Element-and-box listings:
---
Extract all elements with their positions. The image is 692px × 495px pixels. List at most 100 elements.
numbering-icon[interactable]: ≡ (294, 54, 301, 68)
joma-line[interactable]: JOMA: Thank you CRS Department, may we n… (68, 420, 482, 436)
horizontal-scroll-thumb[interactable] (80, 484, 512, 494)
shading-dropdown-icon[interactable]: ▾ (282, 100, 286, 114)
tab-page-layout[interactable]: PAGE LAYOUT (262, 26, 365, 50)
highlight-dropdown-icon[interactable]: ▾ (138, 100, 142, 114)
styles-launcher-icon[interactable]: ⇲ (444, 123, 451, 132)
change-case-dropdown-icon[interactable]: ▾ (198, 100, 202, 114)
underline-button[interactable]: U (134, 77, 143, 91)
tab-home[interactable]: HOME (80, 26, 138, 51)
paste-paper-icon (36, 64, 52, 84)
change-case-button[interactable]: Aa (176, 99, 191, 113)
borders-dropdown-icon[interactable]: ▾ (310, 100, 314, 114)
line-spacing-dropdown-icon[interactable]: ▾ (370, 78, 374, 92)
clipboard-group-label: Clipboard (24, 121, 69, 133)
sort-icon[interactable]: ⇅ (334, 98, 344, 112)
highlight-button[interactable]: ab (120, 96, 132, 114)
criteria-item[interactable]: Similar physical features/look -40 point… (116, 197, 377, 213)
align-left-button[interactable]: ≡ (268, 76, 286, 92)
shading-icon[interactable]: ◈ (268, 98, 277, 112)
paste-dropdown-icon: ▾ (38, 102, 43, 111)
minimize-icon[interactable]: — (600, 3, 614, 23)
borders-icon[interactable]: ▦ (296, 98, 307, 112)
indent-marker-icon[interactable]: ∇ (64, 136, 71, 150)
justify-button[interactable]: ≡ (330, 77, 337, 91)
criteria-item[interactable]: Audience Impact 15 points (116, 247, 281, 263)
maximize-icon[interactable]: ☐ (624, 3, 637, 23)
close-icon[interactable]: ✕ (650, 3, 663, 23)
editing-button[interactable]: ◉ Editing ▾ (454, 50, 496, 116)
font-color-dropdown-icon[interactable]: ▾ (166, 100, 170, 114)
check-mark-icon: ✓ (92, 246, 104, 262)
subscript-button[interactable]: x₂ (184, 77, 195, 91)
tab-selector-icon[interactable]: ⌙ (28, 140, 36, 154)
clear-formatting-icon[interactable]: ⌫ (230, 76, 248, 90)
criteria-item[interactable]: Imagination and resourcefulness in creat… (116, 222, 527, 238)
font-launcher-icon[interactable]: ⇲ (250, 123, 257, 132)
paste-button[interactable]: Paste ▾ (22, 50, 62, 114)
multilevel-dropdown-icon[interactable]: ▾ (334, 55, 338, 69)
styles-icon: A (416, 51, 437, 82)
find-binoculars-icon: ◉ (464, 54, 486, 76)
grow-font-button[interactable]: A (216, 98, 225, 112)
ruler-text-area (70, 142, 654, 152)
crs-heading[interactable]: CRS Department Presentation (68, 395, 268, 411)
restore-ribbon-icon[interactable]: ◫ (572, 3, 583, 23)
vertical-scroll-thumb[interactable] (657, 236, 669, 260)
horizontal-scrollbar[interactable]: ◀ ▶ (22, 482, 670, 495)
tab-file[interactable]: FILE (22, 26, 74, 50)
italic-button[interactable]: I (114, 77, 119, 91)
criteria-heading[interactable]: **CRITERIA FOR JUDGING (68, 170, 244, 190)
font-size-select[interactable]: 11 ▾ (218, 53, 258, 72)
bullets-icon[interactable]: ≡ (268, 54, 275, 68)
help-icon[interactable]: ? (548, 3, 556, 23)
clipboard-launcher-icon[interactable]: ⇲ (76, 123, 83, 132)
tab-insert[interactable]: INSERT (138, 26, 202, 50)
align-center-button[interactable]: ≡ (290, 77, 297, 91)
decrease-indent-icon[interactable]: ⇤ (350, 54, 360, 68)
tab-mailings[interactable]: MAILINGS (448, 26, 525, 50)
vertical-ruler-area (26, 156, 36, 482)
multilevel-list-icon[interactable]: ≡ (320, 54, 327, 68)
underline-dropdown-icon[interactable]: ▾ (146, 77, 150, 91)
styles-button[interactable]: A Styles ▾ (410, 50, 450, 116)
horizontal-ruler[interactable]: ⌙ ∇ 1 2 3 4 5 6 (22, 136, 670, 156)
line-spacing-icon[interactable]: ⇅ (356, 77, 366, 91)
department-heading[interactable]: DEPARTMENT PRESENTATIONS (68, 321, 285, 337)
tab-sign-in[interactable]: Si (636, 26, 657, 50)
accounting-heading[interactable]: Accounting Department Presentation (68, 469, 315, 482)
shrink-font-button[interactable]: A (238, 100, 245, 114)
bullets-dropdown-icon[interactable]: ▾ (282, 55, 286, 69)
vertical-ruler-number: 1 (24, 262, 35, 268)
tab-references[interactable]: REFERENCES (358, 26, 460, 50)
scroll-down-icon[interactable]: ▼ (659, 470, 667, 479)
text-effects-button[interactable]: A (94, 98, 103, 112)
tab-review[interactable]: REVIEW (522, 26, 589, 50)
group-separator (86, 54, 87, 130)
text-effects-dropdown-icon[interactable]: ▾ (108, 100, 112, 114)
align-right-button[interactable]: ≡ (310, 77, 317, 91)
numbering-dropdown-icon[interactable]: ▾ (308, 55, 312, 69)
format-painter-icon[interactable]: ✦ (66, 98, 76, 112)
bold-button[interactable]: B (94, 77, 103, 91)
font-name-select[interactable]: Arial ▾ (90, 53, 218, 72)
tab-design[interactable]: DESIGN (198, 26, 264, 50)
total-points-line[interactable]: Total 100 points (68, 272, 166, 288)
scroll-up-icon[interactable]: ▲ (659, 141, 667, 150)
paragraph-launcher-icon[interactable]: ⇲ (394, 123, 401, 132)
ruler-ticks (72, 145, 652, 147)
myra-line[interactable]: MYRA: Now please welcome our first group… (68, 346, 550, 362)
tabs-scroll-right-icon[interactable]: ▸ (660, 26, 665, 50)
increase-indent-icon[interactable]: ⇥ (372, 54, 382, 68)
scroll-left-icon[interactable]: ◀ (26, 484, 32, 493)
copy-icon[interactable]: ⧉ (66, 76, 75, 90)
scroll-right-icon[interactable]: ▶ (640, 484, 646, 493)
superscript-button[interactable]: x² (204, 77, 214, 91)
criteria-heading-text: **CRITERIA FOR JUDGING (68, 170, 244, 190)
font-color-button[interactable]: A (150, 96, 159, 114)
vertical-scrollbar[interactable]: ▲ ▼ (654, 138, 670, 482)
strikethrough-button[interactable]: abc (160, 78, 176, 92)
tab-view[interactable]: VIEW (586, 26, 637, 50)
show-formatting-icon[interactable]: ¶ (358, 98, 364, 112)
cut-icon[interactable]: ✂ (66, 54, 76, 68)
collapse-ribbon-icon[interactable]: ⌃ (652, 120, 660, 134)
---
- **PROMPT**:
Gather every line in the entries above that contains the string "thumb". Copy each of those lines in full.

- **RESULT**:
horizontal-scroll-thumb[interactable] (80, 484, 512, 494)
vertical-scroll-thumb[interactable] (657, 236, 669, 260)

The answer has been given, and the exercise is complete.